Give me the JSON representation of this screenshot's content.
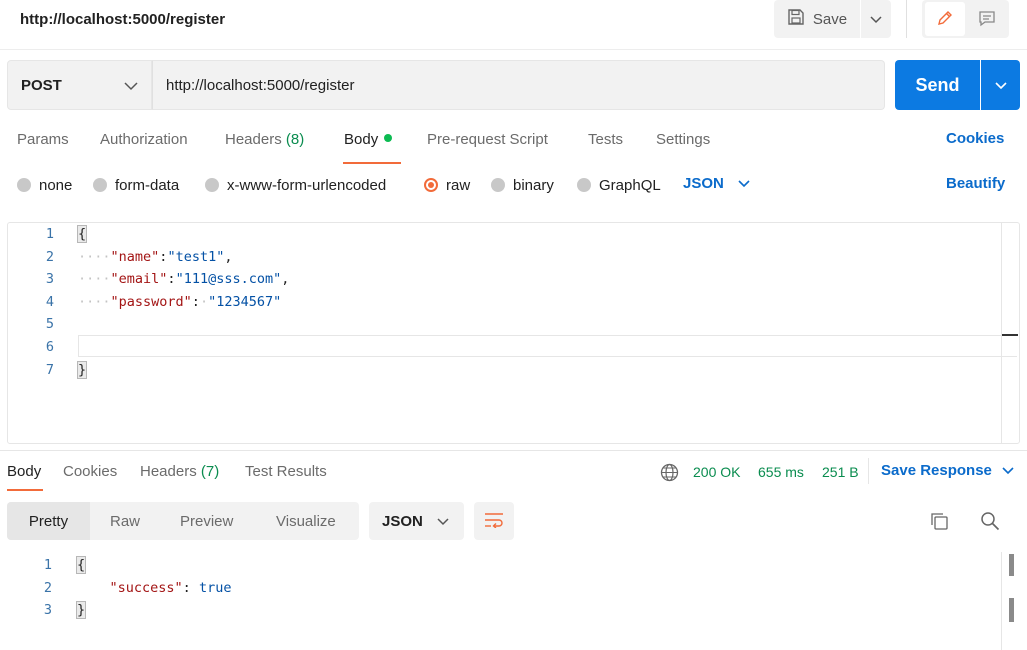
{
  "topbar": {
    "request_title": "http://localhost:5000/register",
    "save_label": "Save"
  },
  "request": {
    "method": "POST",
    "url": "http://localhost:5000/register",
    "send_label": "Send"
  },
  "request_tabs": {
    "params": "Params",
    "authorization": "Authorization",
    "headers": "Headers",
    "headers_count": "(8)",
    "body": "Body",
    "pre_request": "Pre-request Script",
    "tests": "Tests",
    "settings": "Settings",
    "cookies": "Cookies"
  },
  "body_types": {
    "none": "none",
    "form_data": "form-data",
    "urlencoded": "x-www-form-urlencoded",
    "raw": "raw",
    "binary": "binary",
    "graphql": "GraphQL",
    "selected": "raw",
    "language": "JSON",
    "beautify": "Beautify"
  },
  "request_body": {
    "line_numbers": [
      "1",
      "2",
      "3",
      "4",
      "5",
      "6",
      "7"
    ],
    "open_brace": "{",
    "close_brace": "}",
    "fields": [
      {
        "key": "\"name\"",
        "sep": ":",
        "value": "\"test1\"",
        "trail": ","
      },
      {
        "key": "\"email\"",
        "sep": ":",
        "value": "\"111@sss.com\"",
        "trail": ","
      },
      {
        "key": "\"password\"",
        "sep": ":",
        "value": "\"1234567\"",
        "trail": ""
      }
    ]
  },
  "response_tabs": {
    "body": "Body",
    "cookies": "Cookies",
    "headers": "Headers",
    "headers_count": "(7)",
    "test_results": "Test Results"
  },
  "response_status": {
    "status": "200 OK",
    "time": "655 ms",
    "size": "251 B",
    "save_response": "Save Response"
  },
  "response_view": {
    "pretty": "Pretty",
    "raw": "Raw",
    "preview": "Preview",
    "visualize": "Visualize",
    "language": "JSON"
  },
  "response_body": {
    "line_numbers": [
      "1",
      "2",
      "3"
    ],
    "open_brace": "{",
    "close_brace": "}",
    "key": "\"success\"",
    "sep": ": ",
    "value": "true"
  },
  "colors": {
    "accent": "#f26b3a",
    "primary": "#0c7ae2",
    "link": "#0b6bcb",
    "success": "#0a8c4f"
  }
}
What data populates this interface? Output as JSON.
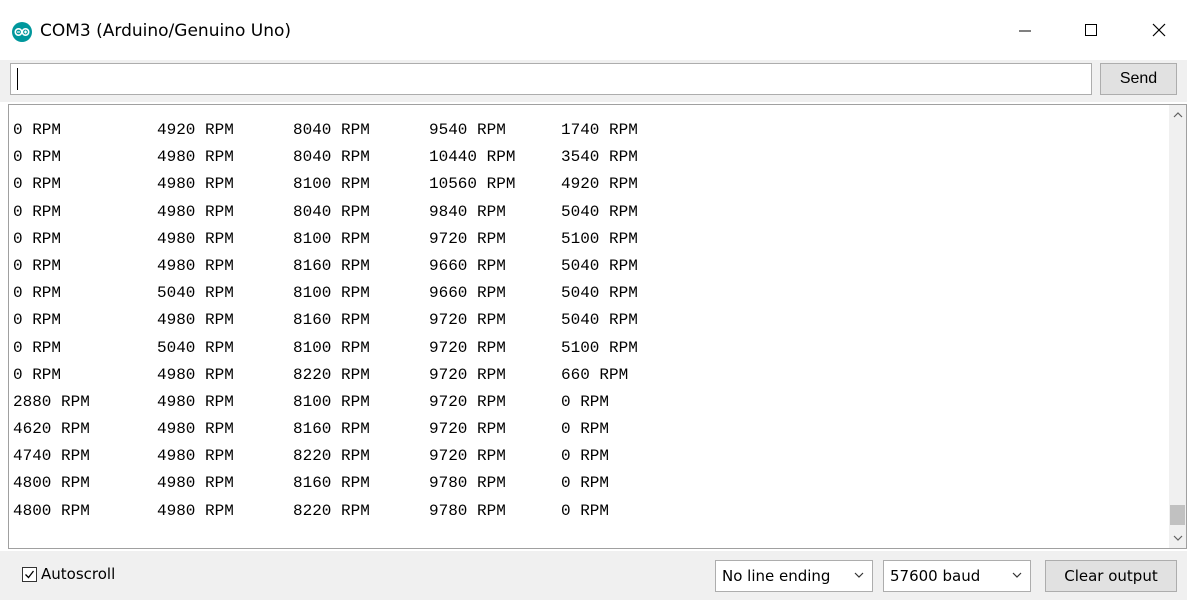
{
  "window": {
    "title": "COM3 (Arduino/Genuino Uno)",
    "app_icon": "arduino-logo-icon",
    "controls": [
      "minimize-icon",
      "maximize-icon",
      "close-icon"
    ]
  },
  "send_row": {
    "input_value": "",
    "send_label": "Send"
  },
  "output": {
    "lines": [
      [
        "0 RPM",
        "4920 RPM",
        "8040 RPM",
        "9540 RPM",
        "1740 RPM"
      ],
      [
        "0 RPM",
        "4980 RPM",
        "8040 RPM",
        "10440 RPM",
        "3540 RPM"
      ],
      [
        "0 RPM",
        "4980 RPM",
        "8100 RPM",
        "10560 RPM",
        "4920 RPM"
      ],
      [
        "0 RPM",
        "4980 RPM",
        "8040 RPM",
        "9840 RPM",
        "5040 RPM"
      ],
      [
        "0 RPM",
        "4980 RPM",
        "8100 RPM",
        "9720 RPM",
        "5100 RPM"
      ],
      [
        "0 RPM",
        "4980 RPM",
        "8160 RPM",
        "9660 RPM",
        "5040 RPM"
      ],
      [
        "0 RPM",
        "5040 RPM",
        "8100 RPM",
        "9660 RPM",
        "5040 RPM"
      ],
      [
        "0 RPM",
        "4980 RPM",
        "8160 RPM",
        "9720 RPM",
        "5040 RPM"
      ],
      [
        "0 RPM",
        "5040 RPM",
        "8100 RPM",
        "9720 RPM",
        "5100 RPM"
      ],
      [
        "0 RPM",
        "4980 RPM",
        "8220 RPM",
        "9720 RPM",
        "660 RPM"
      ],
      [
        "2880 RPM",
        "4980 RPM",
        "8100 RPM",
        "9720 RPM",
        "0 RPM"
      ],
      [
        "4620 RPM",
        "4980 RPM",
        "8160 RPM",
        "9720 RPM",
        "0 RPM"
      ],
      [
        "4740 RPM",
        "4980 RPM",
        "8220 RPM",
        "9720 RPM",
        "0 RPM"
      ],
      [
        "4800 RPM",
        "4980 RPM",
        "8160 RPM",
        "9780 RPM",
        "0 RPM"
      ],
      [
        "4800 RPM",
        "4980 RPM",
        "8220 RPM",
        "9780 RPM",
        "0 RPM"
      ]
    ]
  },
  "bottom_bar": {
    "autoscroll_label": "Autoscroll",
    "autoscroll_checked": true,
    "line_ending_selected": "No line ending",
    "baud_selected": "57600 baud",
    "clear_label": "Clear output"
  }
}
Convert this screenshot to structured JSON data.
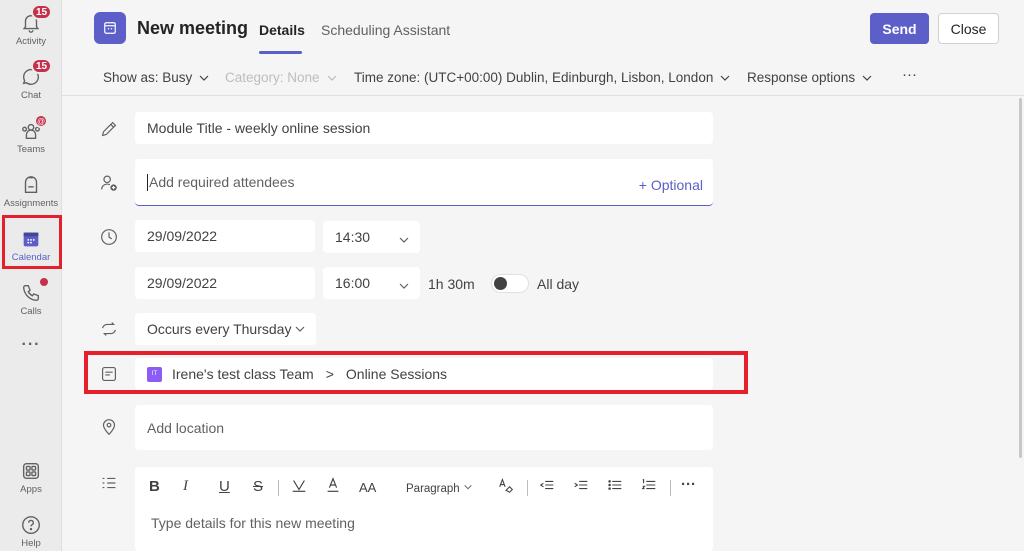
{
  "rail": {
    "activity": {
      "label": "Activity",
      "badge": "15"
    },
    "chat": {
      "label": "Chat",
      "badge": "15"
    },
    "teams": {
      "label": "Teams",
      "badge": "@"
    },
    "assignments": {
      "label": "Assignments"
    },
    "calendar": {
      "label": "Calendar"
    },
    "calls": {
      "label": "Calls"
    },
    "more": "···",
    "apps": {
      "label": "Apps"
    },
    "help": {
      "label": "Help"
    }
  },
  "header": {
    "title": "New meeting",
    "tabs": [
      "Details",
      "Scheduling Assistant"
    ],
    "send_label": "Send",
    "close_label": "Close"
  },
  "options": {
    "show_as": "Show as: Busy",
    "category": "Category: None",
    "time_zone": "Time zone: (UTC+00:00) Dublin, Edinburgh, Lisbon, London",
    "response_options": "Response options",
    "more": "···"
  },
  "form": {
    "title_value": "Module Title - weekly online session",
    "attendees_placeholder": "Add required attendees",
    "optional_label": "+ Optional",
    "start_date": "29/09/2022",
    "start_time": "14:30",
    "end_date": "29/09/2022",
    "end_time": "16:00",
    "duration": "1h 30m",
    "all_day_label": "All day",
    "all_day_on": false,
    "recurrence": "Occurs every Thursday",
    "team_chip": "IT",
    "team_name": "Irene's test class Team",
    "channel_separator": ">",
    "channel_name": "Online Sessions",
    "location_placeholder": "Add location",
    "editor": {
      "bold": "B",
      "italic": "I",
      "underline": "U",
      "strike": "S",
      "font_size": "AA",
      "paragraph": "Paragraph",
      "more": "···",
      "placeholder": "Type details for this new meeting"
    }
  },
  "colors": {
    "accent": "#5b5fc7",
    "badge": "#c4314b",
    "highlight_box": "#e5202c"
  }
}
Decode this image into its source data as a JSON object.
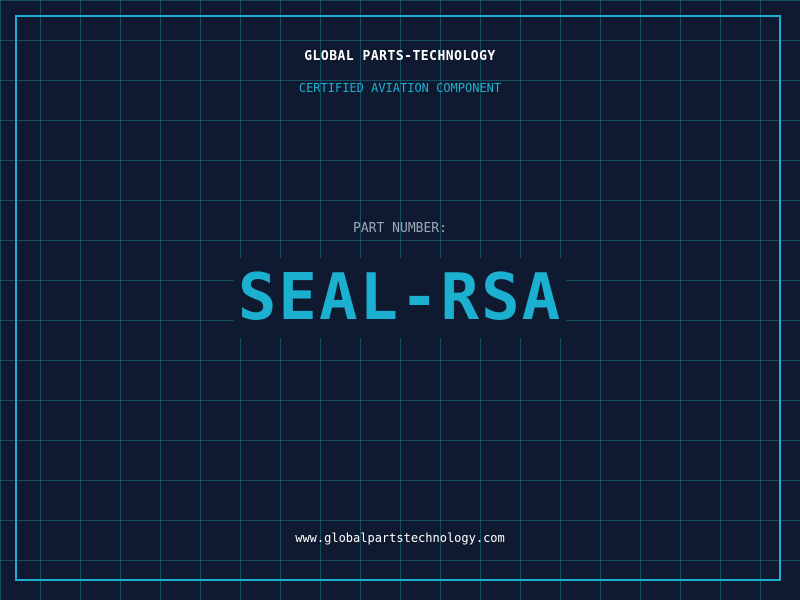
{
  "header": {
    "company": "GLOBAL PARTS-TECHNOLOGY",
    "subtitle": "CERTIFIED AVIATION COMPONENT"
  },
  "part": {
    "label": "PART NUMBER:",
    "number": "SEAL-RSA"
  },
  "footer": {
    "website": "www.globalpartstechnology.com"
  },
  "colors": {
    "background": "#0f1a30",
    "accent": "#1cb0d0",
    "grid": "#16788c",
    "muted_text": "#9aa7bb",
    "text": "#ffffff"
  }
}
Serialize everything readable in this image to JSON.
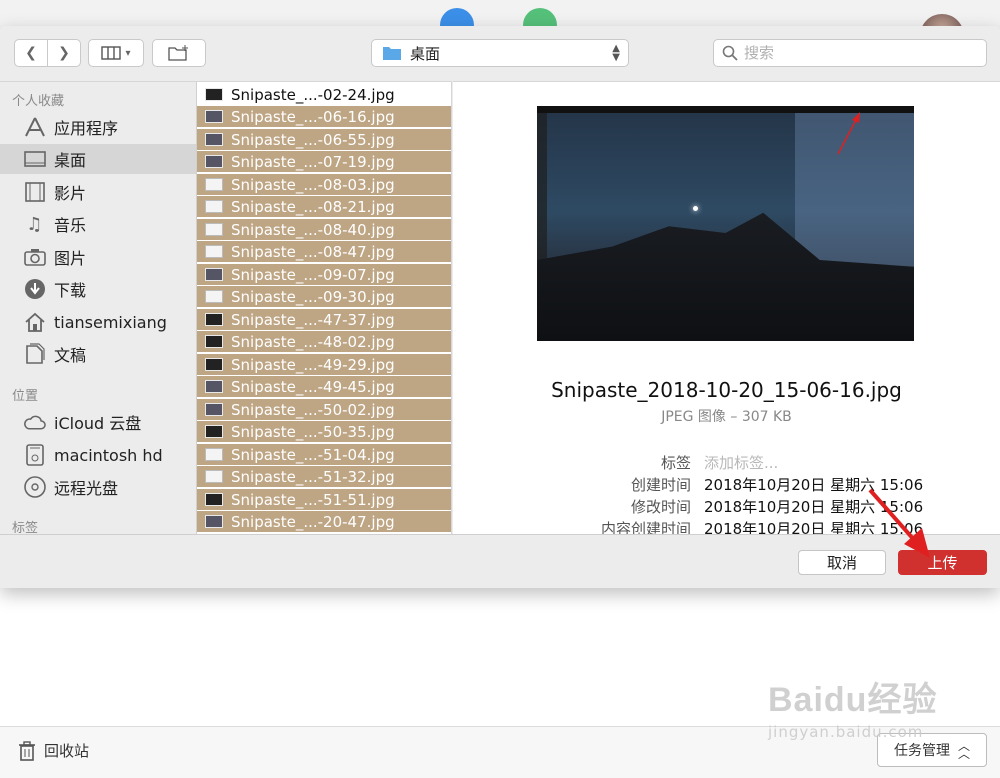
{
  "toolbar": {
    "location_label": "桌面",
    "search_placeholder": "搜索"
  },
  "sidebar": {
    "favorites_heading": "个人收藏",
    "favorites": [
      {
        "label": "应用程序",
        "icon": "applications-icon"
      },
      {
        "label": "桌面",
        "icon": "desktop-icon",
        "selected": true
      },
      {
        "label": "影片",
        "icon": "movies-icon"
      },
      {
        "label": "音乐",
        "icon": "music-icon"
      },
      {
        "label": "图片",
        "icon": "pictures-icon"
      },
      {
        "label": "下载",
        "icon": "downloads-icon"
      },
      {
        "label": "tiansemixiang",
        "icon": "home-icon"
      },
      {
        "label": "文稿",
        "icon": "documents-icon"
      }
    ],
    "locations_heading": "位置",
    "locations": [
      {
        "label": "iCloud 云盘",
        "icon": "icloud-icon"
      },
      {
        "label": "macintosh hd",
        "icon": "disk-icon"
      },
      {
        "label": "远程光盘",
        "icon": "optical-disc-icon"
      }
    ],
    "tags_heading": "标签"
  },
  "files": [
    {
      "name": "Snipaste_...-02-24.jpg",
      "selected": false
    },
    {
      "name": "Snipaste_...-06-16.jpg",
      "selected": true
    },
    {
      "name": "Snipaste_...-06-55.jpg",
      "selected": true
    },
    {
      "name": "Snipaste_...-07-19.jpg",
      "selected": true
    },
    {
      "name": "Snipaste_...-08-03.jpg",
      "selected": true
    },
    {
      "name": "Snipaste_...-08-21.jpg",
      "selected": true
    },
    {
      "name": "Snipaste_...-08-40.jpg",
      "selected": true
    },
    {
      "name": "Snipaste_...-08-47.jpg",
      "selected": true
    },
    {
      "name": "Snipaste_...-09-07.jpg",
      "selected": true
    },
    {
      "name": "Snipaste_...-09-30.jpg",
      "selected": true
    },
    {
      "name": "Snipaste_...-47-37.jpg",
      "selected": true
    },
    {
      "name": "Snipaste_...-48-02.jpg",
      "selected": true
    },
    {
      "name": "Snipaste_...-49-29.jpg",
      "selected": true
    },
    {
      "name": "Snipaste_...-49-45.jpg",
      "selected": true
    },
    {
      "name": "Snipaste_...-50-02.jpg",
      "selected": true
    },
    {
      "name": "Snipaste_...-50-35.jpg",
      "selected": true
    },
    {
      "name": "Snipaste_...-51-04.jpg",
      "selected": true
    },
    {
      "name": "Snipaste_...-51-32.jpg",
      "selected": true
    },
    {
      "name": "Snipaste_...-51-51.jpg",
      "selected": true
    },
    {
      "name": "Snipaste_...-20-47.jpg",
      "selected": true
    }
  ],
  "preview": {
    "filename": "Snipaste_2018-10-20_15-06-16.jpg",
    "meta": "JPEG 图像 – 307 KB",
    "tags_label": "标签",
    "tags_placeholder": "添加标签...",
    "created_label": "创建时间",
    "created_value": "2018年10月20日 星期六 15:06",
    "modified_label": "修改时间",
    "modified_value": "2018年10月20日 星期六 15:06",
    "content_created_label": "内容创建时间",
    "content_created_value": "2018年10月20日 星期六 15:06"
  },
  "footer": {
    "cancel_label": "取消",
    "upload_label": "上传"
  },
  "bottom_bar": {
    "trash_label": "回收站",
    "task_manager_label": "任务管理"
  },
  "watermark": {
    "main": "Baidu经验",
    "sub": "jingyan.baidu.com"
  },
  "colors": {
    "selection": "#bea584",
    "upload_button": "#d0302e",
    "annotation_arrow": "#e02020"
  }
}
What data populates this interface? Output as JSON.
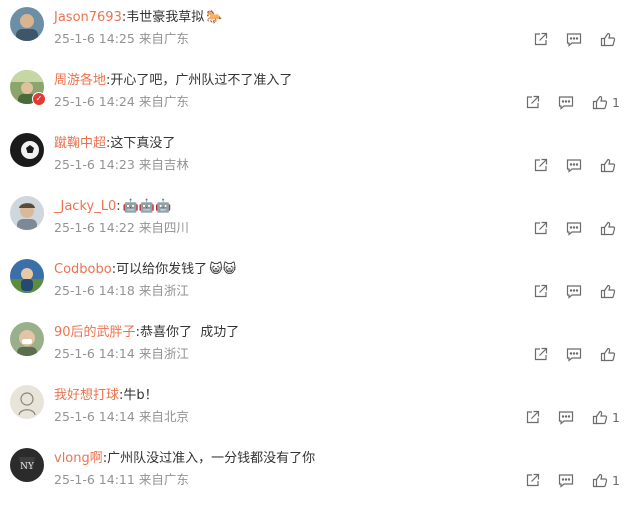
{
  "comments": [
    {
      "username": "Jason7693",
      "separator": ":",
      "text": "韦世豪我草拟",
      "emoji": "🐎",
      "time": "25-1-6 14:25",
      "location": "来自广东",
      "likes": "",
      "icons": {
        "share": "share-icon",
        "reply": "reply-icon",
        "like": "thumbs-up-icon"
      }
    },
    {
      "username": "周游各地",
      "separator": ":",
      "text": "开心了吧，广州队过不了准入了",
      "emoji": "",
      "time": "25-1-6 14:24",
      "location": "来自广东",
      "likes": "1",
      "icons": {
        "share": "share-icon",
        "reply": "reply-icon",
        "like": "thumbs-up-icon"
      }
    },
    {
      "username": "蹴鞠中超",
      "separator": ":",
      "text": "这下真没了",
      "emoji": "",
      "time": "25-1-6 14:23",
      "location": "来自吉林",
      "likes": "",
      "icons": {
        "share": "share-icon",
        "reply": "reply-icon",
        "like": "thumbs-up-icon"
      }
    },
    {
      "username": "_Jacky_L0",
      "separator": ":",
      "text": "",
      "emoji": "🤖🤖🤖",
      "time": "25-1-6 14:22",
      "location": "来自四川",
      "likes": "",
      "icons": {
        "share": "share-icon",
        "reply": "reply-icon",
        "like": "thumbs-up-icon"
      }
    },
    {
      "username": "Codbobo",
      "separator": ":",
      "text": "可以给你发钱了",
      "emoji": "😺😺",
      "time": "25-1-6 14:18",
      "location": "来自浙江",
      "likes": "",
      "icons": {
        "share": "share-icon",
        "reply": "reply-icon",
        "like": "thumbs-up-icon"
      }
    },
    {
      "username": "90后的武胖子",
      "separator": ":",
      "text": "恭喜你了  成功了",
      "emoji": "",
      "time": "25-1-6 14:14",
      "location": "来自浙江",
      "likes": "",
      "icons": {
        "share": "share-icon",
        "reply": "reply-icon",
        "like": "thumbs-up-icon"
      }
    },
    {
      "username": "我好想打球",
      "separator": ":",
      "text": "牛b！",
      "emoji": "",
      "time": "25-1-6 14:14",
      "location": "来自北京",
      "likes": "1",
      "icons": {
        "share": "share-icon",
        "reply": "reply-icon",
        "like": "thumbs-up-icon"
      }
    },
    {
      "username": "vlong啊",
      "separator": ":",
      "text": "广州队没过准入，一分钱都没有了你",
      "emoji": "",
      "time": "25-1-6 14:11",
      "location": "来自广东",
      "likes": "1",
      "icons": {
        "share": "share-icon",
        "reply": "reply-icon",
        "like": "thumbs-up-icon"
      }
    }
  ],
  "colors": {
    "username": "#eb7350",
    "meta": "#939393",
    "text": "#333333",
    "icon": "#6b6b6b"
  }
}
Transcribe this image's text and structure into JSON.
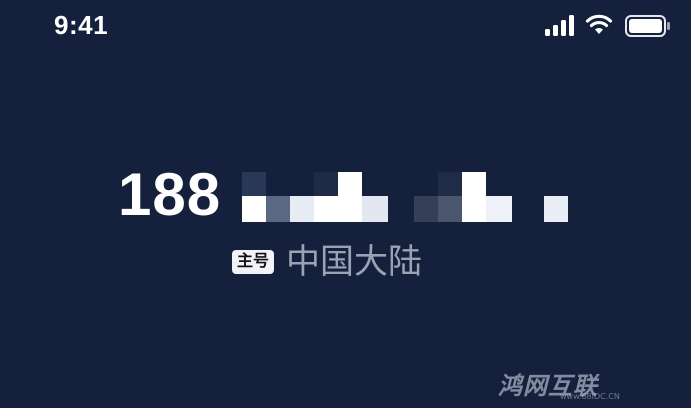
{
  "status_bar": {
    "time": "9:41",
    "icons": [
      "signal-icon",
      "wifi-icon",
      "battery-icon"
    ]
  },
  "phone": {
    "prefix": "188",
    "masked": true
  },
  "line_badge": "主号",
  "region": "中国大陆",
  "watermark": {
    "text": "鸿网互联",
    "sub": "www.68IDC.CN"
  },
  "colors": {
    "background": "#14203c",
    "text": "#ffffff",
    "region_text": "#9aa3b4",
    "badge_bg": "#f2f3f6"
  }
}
================================
__Exercise instructions__: Select from the material above each line in which the string "http" appears, and list those lines.

__Response for this exercise__:
    "request_title": "http://localhost:5000/register",
    "url": "http://localhost:5000/register",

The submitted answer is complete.